→ **Information shown**
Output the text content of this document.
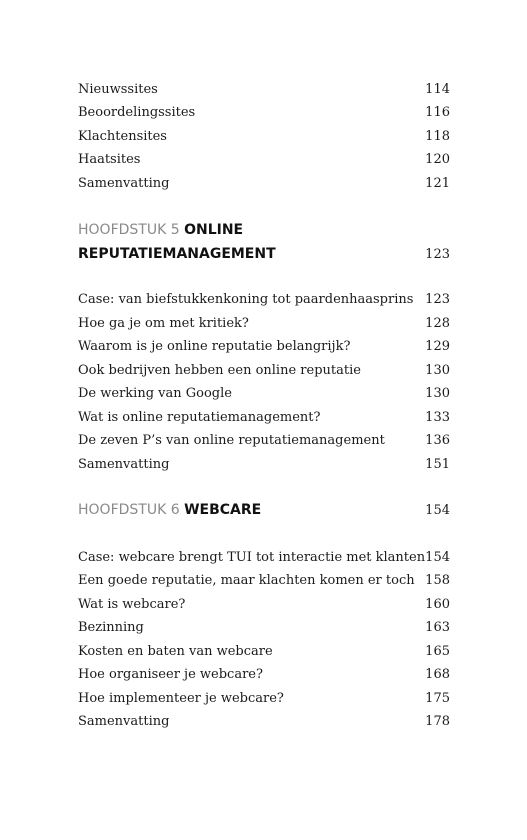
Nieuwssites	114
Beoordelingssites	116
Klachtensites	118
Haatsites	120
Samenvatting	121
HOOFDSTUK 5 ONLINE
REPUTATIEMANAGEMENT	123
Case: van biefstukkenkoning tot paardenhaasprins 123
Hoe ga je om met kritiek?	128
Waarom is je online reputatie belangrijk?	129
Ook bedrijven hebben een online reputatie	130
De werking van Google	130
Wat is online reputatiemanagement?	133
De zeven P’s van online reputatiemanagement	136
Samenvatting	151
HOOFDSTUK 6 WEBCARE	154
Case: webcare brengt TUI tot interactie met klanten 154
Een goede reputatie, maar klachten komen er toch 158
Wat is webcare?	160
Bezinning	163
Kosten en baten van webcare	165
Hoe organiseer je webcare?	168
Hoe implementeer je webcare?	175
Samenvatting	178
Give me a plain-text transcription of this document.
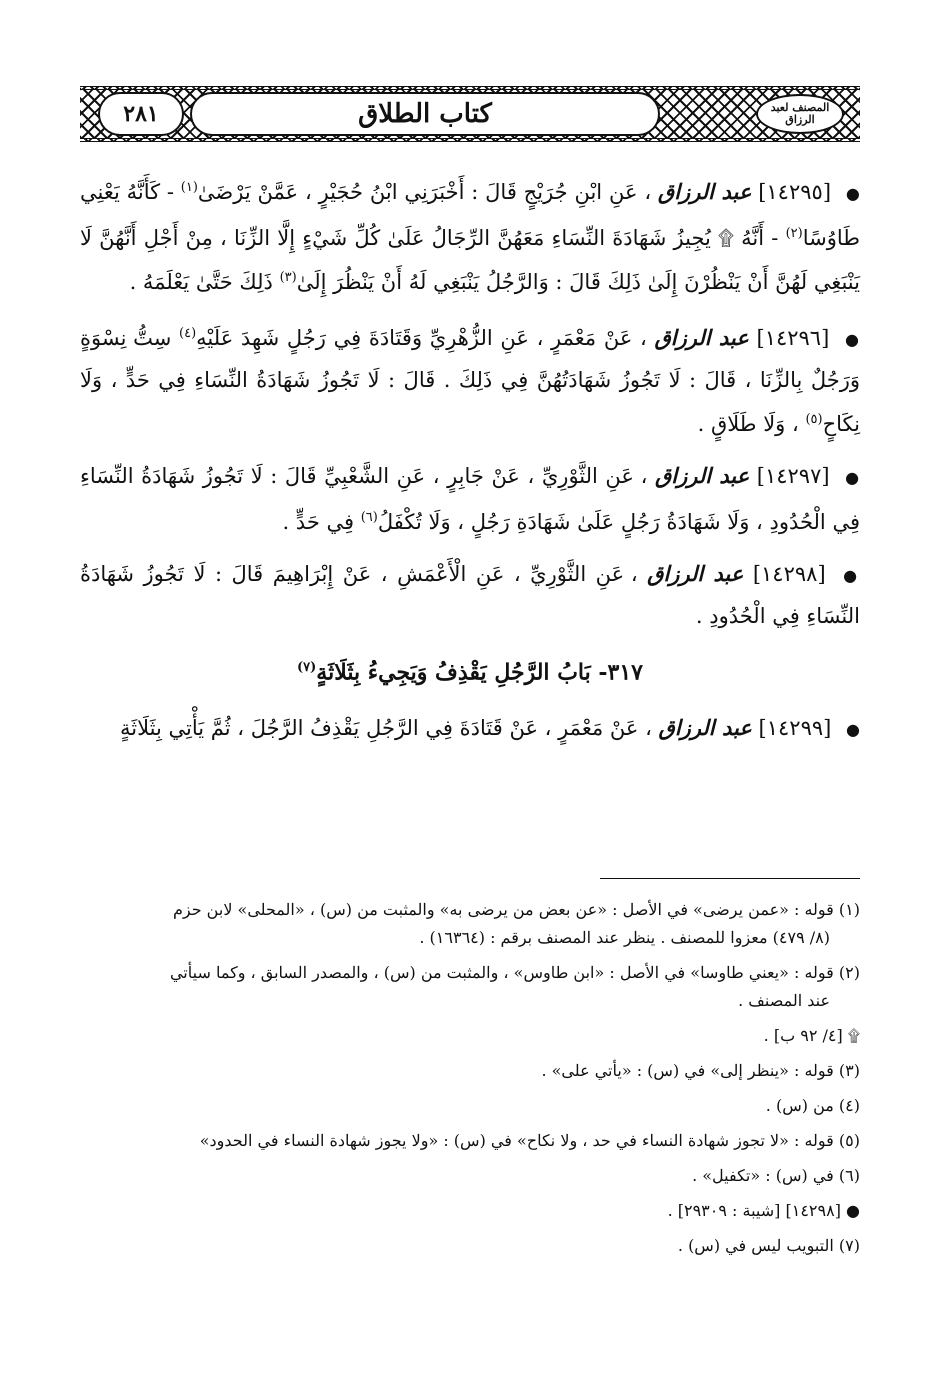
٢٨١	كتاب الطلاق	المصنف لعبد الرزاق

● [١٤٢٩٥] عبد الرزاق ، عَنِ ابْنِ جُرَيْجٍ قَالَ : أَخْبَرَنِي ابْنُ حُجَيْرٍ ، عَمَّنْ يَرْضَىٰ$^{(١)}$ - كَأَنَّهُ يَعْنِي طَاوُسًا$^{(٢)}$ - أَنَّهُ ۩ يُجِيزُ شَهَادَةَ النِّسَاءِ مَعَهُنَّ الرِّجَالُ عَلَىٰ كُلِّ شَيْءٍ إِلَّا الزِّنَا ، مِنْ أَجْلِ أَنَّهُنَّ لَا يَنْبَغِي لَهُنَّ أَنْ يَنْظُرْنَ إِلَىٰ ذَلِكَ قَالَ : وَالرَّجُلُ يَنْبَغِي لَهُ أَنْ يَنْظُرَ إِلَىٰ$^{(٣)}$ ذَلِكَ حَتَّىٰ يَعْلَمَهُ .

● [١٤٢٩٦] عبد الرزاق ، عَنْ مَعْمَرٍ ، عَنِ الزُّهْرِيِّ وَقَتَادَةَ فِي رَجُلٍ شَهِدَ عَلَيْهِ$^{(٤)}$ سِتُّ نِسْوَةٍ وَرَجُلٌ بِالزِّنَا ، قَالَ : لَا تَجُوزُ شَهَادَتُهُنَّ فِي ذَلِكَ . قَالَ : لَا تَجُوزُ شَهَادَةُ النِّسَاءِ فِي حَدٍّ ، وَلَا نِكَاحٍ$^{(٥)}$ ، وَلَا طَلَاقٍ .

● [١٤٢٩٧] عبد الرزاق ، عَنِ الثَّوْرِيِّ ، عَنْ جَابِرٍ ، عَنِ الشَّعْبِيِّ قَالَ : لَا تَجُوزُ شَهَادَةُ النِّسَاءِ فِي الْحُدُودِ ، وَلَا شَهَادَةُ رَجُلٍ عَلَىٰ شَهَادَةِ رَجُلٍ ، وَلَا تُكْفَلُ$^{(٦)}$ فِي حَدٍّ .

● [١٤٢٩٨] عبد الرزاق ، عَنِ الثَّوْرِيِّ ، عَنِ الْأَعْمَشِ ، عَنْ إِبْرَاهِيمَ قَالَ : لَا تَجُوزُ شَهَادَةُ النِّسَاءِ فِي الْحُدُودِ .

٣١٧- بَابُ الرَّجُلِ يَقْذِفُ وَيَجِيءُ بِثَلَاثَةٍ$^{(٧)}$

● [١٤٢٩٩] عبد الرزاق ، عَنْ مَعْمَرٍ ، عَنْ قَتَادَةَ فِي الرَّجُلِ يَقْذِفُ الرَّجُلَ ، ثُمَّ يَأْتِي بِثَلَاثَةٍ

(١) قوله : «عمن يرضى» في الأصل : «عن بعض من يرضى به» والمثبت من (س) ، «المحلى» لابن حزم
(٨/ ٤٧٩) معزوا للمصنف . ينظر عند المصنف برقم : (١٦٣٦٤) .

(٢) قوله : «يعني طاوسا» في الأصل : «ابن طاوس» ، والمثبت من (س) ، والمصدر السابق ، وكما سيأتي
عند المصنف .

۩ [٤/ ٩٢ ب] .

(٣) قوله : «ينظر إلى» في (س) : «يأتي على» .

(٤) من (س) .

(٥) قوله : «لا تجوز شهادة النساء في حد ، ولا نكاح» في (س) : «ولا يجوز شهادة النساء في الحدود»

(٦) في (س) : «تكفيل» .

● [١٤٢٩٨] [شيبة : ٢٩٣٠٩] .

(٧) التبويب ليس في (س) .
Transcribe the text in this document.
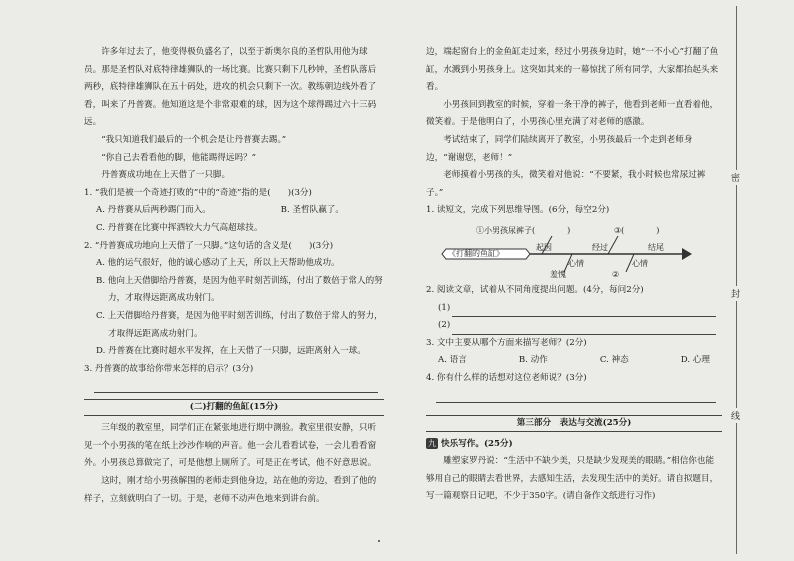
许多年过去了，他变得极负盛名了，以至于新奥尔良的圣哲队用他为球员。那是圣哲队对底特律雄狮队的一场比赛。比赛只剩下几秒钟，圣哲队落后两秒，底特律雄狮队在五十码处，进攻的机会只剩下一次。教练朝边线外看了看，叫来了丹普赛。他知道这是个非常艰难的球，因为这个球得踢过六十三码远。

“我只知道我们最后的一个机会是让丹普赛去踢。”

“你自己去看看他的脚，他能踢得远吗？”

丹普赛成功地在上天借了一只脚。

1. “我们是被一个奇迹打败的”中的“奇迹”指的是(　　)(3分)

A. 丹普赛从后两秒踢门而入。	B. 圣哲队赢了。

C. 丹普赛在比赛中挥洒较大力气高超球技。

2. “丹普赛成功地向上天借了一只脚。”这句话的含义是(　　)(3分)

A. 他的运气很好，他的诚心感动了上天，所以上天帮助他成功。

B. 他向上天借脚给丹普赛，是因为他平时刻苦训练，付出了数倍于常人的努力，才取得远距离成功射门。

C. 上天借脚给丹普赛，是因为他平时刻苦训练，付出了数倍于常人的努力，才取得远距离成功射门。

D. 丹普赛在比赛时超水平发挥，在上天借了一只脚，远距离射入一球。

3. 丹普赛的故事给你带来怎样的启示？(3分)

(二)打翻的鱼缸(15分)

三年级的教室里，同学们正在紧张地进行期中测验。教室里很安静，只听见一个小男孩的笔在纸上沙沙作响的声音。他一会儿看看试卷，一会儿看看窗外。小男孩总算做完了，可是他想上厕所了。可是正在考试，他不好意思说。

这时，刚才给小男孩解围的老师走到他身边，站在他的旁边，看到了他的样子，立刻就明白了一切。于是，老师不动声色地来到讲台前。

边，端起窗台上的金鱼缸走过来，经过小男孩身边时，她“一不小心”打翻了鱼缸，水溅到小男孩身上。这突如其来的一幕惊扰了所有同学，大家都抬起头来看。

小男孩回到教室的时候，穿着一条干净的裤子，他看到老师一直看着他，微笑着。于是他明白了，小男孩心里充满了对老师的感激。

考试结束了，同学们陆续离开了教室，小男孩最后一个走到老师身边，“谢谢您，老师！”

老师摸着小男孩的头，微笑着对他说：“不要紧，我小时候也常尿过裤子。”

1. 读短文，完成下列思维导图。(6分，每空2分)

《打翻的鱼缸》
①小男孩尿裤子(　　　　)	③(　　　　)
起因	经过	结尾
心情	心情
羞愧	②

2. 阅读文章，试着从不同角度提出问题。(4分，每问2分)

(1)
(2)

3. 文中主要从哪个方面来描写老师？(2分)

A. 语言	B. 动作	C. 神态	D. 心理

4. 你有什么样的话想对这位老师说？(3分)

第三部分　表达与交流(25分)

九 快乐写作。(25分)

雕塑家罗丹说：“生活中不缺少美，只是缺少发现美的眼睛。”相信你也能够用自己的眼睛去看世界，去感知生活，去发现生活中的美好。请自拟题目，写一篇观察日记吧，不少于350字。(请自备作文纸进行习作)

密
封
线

→ **Short task**
Take the entries shown above and quote them verbatim, passing over the pictures.

→ **Response to this exercise**
Output the text content of this document.
Nieuwssites	114
Beoordelingssites	116
Klachtensites	118
Haatsites	120
Samenvatting	121
HOOFDSTUK 5 ONLINE
REPUTATIEMANAGEMENT	123
Case: van biefstukkenkoning tot paardenhaasprins 123
Hoe ga je om met kritiek?	128
Waarom is je online reputatie belangrijk?	129
Ook bedrijven hebben een online reputatie	130
De werking van Google	130
Wat is online reputatiemanagement?	133
De zeven P’s van online reputatiemanagement	136
Samenvatting	151
HOOFDSTUK 6 WEBCARE	154
Case: webcare brengt TUI tot interactie met klanten 154
Een goede reputatie, maar klachten komen er toch 158
Wat is webcare?	160
Bezinning	163
Kosten en baten van webcare	165
Hoe organiseer je webcare?	168
Hoe implementeer je webcare?	175
Samenvatting	178
Give me a plain-text transcription of this document.
٢٨١	كتاب الطلاق	المصنف لعبد الرزاق

● [١٤٢٩٥] عبد الرزاق ، عَنِ ابْنِ جُرَيْجٍ قَالَ : أَخْبَرَنِي ابْنُ حُجَيْرٍ ، عَمَّنْ يَرْضَىٰ$^{(١)}$ - كَأَنَّهُ يَعْنِي طَاوُسًا$^{(٢)}$ - أَنَّهُ ۩ يُجِيزُ شَهَادَةَ النِّسَاءِ مَعَهُنَّ الرِّجَالُ عَلَىٰ كُلِّ شَيْءٍ إِلَّا الزِّنَا ، مِنْ أَجْلِ أَنَّهُنَّ لَا يَنْبَغِي لَهُنَّ أَنْ يَنْظُرْنَ إِلَىٰ ذَلِكَ قَالَ : وَالرَّجُلُ يَنْبَغِي لَهُ أَنْ يَنْظُرَ إِلَىٰ$^{(٣)}$ ذَلِكَ حَتَّىٰ يَعْلَمَهُ .

● [١٤٢٩٦] عبد الرزاق ، عَنْ مَعْمَرٍ ، عَنِ الزُّهْرِيِّ وَقَتَادَةَ فِي رَجُلٍ شَهِدَ عَلَيْهِ$^{(٤)}$ سِتُّ نِسْوَةٍ وَرَجُلٌ بِالزِّنَا ، قَالَ : لَا تَجُوزُ شَهَادَتُهُنَّ فِي ذَلِكَ . قَالَ : لَا تَجُوزُ شَهَادَةُ النِّسَاءِ فِي حَدٍّ ، وَلَا نِكَاحٍ$^{(٥)}$ ، وَلَا طَلَاقٍ .

● [١٤٢٩٧] عبد الرزاق ، عَنِ الثَّوْرِيِّ ، عَنْ جَابِرٍ ، عَنِ الشَّعْبِيِّ قَالَ : لَا تَجُوزُ شَهَادَةُ النِّسَاءِ فِي الْحُدُودِ ، وَلَا شَهَادَةُ رَجُلٍ عَلَىٰ شَهَادَةِ رَجُلٍ ، وَلَا تُكْفَلُ$^{(٦)}$ فِي حَدٍّ .

● [١٤٢٩٨] عبد الرزاق ، عَنِ الثَّوْرِيِّ ، عَنِ الْأَعْمَشِ ، عَنْ إِبْرَاهِيمَ قَالَ : لَا تَجُوزُ شَهَادَةُ النِّسَاءِ فِي الْحُدُودِ .

٣١٧- بَابُ الرَّجُلِ يَقْذِفُ وَيَجِيءُ بِثَلَاثَةٍ$^{(٧)}$

● [١٤٢٩٩] عبد الرزاق ، عَنْ مَعْمَرٍ ، عَنْ قَتَادَةَ فِي الرَّجُلِ يَقْذِفُ الرَّجُلَ ، ثُمَّ يَأْتِي بِثَلَاثَةٍ

(١) قوله : «عمن يرضى» في الأصل : «عن بعض من يرضى به» والمثبت من (س) ، «المحلى» لابن حزم
(٨/ ٤٧٩) معزوا للمصنف . ينظر عند المصنف برقم : (١٦٣٦٤) .

(٢) قوله : «يعني طاوسا» في الأصل : «ابن طاوس» ، والمثبت من (س) ، والمصدر السابق ، وكما سيأتي
عند المصنف .

۩ [٤/ ٩٢ ب] .

(٣) قوله : «ينظر إلى» في (س) : «يأتي على» .

(٤) من (س) .

(٥) قوله : «لا تجوز شهادة النساء في حد ، ولا نكاح» في (س) : «ولا يجوز شهادة النساء في الحدود»

(٦) في (س) : «تكفيل» .

● [١٤٢٩٨] [شيبة : ٢٩٣٠٩] .

(٧) التبويب ليس في (س) .
Transcribe the text in this document.
许多年过去了，他变得极负盛名了，以至于新奥尔良的圣哲队用他为球员。那是圣哲队对底特律雄狮队的一场比赛。比赛只剩下几秒钟，圣哲队落后两秒，底特律雄狮队在五十码处，进攻的机会只剩下一次。教练朝边线外看了看，叫来了丹普赛。他知道这是个非常艰难的球，因为这个球得踢过六十三码远。

“我只知道我们最后的一个机会是让丹普赛去踢。”

“你自己去看看他的脚，他能踢得远吗？”

丹普赛成功地在上天借了一只脚。

1. “我们是被一个奇迹打败的”中的“奇迹”指的是(　　)(3分)

A. 丹普赛从后两秒踢门而入。	B. 圣哲队赢了。

C. 丹普赛在比赛中挥洒较大力气高超球技。

2. “丹普赛成功地向上天借了一只脚。”这句话的含义是(　　)(3分)

A. 他的运气很好，他的诚心感动了上天，所以上天帮助他成功。

B. 他向上天借脚给丹普赛，是因为他平时刻苦训练，付出了数倍于常人的努力，才取得远距离成功射门。

C. 上天借脚给丹普赛，是因为他平时刻苦训练，付出了数倍于常人的努力，才取得远距离成功射门。

D. 丹普赛在比赛时超水平发挥，在上天借了一只脚，远距离射入一球。

3. 丹普赛的故事给你带来怎样的启示？(3分)

(二)打翻的鱼缸(15分)

三年级的教室里，同学们正在紧张地进行期中测验。教室里很安静，只听见一个小男孩的笔在纸上沙沙作响的声音。他一会儿看看试卷，一会儿看看窗外。小男孩总算做完了，可是他想上厕所了。可是正在考试，他不好意思说。

这时，刚才给小男孩解围的老师走到他身边，站在他的旁边，看到了他的样子，立刻就明白了一切。于是，老师不动声色地来到讲台前。

边，端起窗台上的金鱼缸走过来，经过小男孩身边时，她“一不小心”打翻了鱼缸，水溅到小男孩身上。这突如其来的一幕惊扰了所有同学，大家都抬起头来看。

小男孩回到教室的时候，穿着一条干净的裤子，他看到老师一直看着他，微笑着。于是他明白了，小男孩心里充满了对老师的感激。

考试结束了，同学们陆续离开了教室，小男孩最后一个走到老师身边，“谢谢您，老师！”

老师摸着小男孩的头，微笑着对他说：“不要紧，我小时候也常尿过裤子。”

1. 读短文，完成下列思维导图。(6分，每空2分)

《打翻的鱼缸》
①小男孩尿裤子(　　　　)	③(　　　　)
起因	经过	结尾
心情	心情
羞愧	②

2. 阅读文章，试着从不同角度提出问题。(4分，每问2分)

(1)
(2)

3. 文中主要从哪个方面来描写老师？(2分)

A. 语言	B. 动作	C. 神态	D. 心理

4. 你有什么样的话想对这位老师说？(3分)

第三部分　表达与交流(25分)

九 快乐写作。(25分)

雕塑家罗丹说：“生活中不缺少美，只是缺少发现美的眼睛。”相信你也能够用自己的眼睛去看世界，去感知生活，去发现生活中的美好。请自拟题目，写一篇观察日记吧，不少于350字。(请自备作文纸进行习作)

密
封
线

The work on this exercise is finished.